***** Text

It took a few months, but the Fed's mouth-to-mouth resuscitation brought gasping investment banks and hedge funds and giant corporations back to life. Wall Street rejoiced.
But the Fed's academic models never addressed one basic question: What happens to everyone else?
In the decade following that fateful day, everyday Americans began to suffer the aftereffects of the Fed's decision. By 2016, the interest rate still sat at the zero bound and the Fed's balance sheet had ballooned to $4.5 trillion, thanks to the Fed's "quantitative easing" (QE), the label given its continuing purchases of Treasuries and mortgage-backed securities.
To what end? All around are signs of an economy frozen in motion thanks to the Fed's bizarre manipulations of monetary policy, all intended to keep the economy afloat.
The direct damage inflicted on our citizenry begins with our youngest minds and scales up to every living generation in our country's midst.

**********

To do:
Continue the text on the Federal Reserve's zero-rate policy from its last sentence.

***** Stored rows

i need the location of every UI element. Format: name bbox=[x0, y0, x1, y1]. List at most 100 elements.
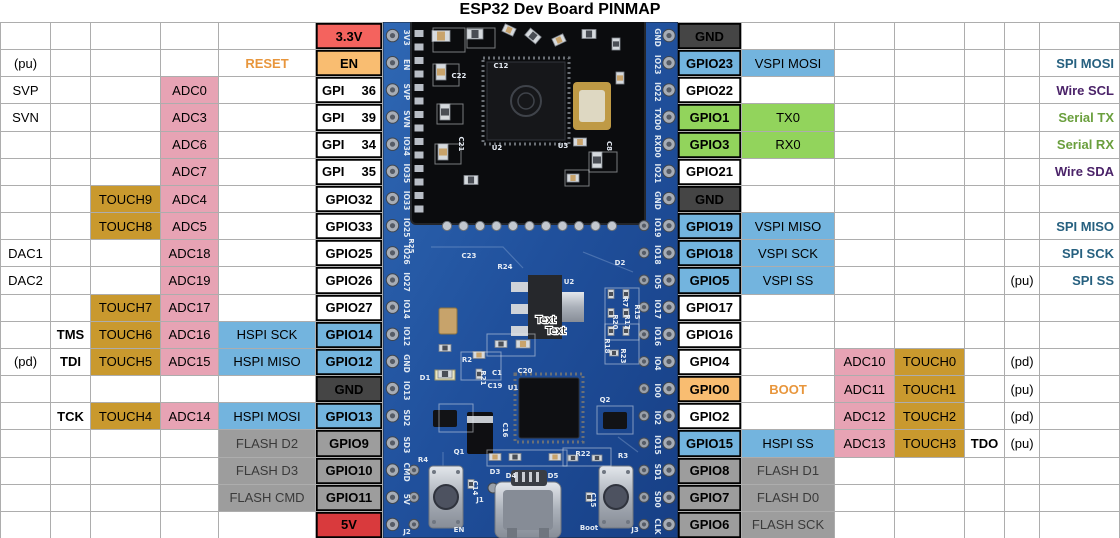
silkscreen-text: IO16 bbox=[653, 327, 662, 347]
module-pad bbox=[414, 70, 424, 78]
module-pad bbox=[414, 138, 424, 145]
cell-adc15: ADC15 bbox=[161, 348, 219, 377]
module-pad bbox=[606, 220, 618, 232]
cell-adc6: ADC6 bbox=[161, 131, 219, 159]
pin-cell-gnd: GND bbox=[316, 376, 383, 404]
empty-cell bbox=[91, 430, 161, 458]
empty-cell bbox=[91, 158, 161, 186]
silkscreen-text: EN bbox=[454, 526, 465, 534]
cell-pu: (pu) bbox=[1005, 430, 1040, 458]
empty-cell bbox=[742, 294, 835, 322]
cell-dac2: DAC2 bbox=[1, 267, 51, 295]
empty-cell bbox=[965, 131, 1005, 159]
empty-cell bbox=[965, 457, 1005, 485]
cell-touch6: TOUCH6 bbox=[91, 321, 161, 349]
silkscreen-outline bbox=[438, 403, 474, 433]
empty-cell bbox=[742, 348, 835, 377]
silkscreen-outline bbox=[466, 27, 496, 49]
empty-cell bbox=[965, 213, 1005, 241]
silkscreen-text: IO5 bbox=[653, 275, 662, 289]
silkscreen-text: C1 bbox=[492, 369, 502, 377]
empty-cell bbox=[1005, 104, 1040, 132]
pin-cell-gpio26: GPIO26 bbox=[316, 267, 383, 295]
cell-dac1: DAC1 bbox=[1, 240, 51, 268]
boot-button bbox=[598, 465, 634, 529]
smd-component bbox=[609, 349, 619, 357]
cell-touch4: TOUCH4 bbox=[91, 403, 161, 431]
pin-cell-gpio12: GPIO12 bbox=[316, 348, 383, 377]
empty-cell bbox=[51, 131, 91, 159]
empty-cell bbox=[835, 267, 895, 295]
silkscreen-text: IO21 bbox=[653, 164, 662, 184]
empty-cell bbox=[835, 77, 895, 105]
silkscreen-text: IO13 bbox=[402, 381, 411, 401]
empty-cell bbox=[895, 457, 965, 485]
empty-cell bbox=[835, 484, 895, 512]
empty-cell bbox=[742, 321, 835, 349]
silkscreen-text: IO14 bbox=[402, 299, 411, 319]
smd-component bbox=[581, 29, 597, 39]
silkscreen-outline bbox=[562, 447, 612, 467]
cell-adc11: ADC11 bbox=[835, 376, 895, 404]
smd-component bbox=[566, 173, 580, 183]
empty-cell bbox=[51, 294, 91, 322]
empty-cell bbox=[1040, 23, 1120, 51]
silkscreen-text: R2 bbox=[462, 356, 472, 364]
empty-cell bbox=[965, 240, 1005, 268]
empty-cell bbox=[1, 213, 51, 241]
cell-flash-d1: FLASH D1 bbox=[742, 457, 835, 485]
empty-cell bbox=[1, 23, 51, 51]
cell-adc14: ADC14 bbox=[161, 403, 219, 431]
pin-hole-center bbox=[666, 60, 672, 66]
cell-touch9: TOUCH9 bbox=[91, 185, 161, 214]
empty-cell bbox=[219, 77, 316, 105]
pin-cell-gpio15: GPIO15 bbox=[678, 430, 742, 458]
pin-cell-gpio16: GPIO16 bbox=[678, 321, 742, 349]
silkscreen-text: C22 bbox=[452, 72, 467, 80]
silkscreen-text: C23 bbox=[462, 252, 477, 260]
silkscreen-text: IO17 bbox=[653, 299, 662, 319]
empty-cell bbox=[895, 267, 965, 295]
empty-cell bbox=[1, 511, 51, 538]
pin-hole-center bbox=[666, 413, 672, 419]
empty-cell bbox=[1, 430, 51, 458]
empty-cell bbox=[1040, 484, 1120, 512]
module-pad bbox=[414, 43, 424, 51]
module-pad bbox=[414, 57, 424, 64]
cell-pd: (pd) bbox=[1005, 403, 1040, 431]
empty-cell bbox=[895, 23, 965, 51]
empty-cell bbox=[219, 104, 316, 132]
empty-cell bbox=[965, 185, 1005, 214]
pin-hole-center bbox=[389, 250, 396, 256]
empty-cell bbox=[965, 23, 1005, 51]
esp32-chip bbox=[486, 61, 566, 141]
empty-cell bbox=[1, 321, 51, 349]
smd-component bbox=[607, 326, 615, 336]
pin-hole-center bbox=[666, 494, 672, 500]
cell-adc13: ADC13 bbox=[835, 430, 895, 458]
empty-cell bbox=[1005, 23, 1040, 51]
silkscreen-text: R20 bbox=[611, 314, 619, 329]
cell-touch0: TOUCH0 bbox=[895, 348, 965, 377]
empty-cell bbox=[1005, 457, 1040, 485]
silkscreen-text: 5V bbox=[402, 494, 411, 505]
silkscreen-text: IO15 bbox=[653, 435, 662, 455]
silkscreen-text: Q2 bbox=[600, 396, 611, 404]
empty-cell bbox=[835, 131, 895, 159]
empty-cell bbox=[965, 484, 1005, 512]
silkscreen-text: J1 bbox=[475, 496, 484, 504]
empty-cell bbox=[219, 213, 316, 241]
silkscreen-text: IO26 bbox=[402, 245, 411, 265]
smd-component bbox=[622, 326, 630, 336]
bus-label-wire-sda: Wire SDA bbox=[1040, 158, 1120, 186]
pin-cell-gpio22: GPIO22 bbox=[678, 77, 742, 105]
module-pad bbox=[441, 220, 453, 232]
silkscreen-text: IO27 bbox=[402, 272, 411, 292]
pin-hole-center bbox=[389, 277, 396, 283]
pin-hole-center bbox=[666, 440, 672, 446]
cell-tx0: TX0 bbox=[742, 104, 835, 132]
empty-cell bbox=[895, 77, 965, 105]
silkscreen-text: C20 bbox=[518, 367, 533, 375]
pin-cell-gpio1: GPIO1 bbox=[678, 104, 742, 132]
empty-cell bbox=[895, 131, 965, 159]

**********

In response:
The journey could begin anywhere, but let's start in Erie, Pennsylvania, an area of the country that was struggling even before 2008. The Fed's high interest rates in the 1980s killed its steel and auto industries. The zero bound has dealt the region another devastarting blow. Now, in an Erie elementary school students are given stapled copies of "Everyday Mathematics" instead of an actual textbook. After a snowstorm, twenty-one buckets were deployed to catch leaks because there was no money to repair the roof. In the last five years, the Erie school district has laid off one fifth of its employees and closed three schools to cut costs. School officials are being forced to divert budgets earmarked for kids and facilities to cover the shortfall in its teacher pension fund, starved for yield in a zero-interest-rate environment where bonds return only 1 to 2 percent.
This is not limited to Erie. By mid-2016, long-term returns for U.S. public pensions have dropped to the lowest levels ever recorded-a $1.25 trillion funding gap-forcing pension fund managers from New York to California to resort to ever-riskier investments to meet their legal obligations-and to cut services to make up the shortfall.
Ruining Americans' pension systems? The professor and the FOMC had not anticipated that particular side effect.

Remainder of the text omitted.